Task goal
Please give the listing again, word for word, with nothing left out.

(Entries taken from a collection)
========

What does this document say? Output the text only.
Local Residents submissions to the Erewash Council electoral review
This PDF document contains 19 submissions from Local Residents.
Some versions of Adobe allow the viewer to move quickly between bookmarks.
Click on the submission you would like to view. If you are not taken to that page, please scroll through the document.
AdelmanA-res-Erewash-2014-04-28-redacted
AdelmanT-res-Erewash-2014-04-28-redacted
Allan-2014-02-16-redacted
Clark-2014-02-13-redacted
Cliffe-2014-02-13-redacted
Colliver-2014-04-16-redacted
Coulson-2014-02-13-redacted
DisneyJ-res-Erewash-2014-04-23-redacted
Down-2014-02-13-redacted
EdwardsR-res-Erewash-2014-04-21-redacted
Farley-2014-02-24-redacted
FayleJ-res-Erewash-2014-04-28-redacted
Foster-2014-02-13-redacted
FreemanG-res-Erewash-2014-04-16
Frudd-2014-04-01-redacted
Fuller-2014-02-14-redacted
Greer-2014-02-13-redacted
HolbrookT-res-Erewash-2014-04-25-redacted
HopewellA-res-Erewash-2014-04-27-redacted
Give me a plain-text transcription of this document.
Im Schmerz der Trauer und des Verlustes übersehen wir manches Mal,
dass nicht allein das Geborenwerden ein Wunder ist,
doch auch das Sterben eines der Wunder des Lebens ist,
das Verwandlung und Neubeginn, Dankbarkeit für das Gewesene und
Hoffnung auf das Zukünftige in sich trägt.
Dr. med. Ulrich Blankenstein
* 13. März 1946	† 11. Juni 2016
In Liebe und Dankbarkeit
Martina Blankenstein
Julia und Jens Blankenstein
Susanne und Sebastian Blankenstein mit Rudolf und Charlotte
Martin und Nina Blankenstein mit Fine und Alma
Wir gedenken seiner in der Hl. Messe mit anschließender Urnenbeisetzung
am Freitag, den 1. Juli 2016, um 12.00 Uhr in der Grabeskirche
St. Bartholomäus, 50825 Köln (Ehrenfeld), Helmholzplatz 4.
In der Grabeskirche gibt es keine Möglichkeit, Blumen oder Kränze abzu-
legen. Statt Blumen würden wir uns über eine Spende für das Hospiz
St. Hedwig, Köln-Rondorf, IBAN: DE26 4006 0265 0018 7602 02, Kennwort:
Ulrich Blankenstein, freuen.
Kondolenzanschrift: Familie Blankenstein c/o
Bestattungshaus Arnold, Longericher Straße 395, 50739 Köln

========

Solved problem
What does this document say? Output the text only.
Local Residents submissions to the Erewash Council electoral review
This PDF document contains 19 submissions from Local Residents.
Some versions of Adobe allow the viewer to move quickly between bookmarks.
Click on the submission you would like to view. If you are not taken to that page, please scroll through the document.
AdelmanA-res-Erewash-2014-04-28-redacted
AdelmanT-res-Erewash-2014-04-28-redacted
Allan-2014-02-16-redacted
Clark-2014-02-13-redacted
Cliffe-2014-02-13-redacted
Colliver-2014-04-16-redacted
Coulson-2014-02-13-redacted
DisneyJ-res-Erewash-2014-04-23-redacted
Down-2014-02-13-redacted
EdwardsR-res-Erewash-2014-04-21-redacted
Farley-2014-02-24-redacted
FayleJ-res-Erewash-2014-04-28-redacted
Foster-2014-02-13-redacted
FreemanG-res-Erewash-2014-04-16
Frudd-2014-04-01-redacted
Fuller-2014-02-14-redacted
Greer-2014-02-13-redacted
HolbrookT-res-Erewash-2014-04-25-redacted
HopewellA-res-Erewash-2014-04-27-redacted
Give me a plain-text transcription of this document.
Im Schmerz der Trauer und des Verlustes übersehen wir manches Mal,
dass nicht allein das Geborenwerden ein Wunder ist,
doch auch das Sterben eines der Wunder des Lebens ist,
das Verwandlung und Neubeginn, Dankbarkeit für das Gewesene und
Hoffnung auf das Zukünftige in sich trägt.
Dr. med. Ulrich Blankenstein
* 13. März 1946	† 11. Juni 2016
In Liebe und Dankbarkeit
Martina Blankenstein
Julia und Jens Blankenstein
Susanne und Sebastian Blankenstein mit Rudolf und Charlotte
Martin und Nina Blankenstein mit Fine und Alma
Wir gedenken seiner in der Hl. Messe mit anschließender Urnenbeisetzung
am Freitag, den 1. Juli 2016, um 12.00 Uhr in der Grabeskirche
St. Bartholomäus, 50825 Köln (Ehrenfeld), Helmholzplatz 4.
In der Grabeskirche gibt es keine Möglichkeit, Blumen oder Kränze abzu-
legen. Statt Blumen würden wir uns über eine Spende für das Hospiz
St. Hedwig, Köln-Rondorf, IBAN: DE26 4006 0265 0018 7602 02, Kennwort:
Ulrich Blankenstein, freuen.
Kondolenzanschrift: Familie Blankenstein c/o
Bestattungshaus Arnold, Longericher Straße 395, 50739 Köln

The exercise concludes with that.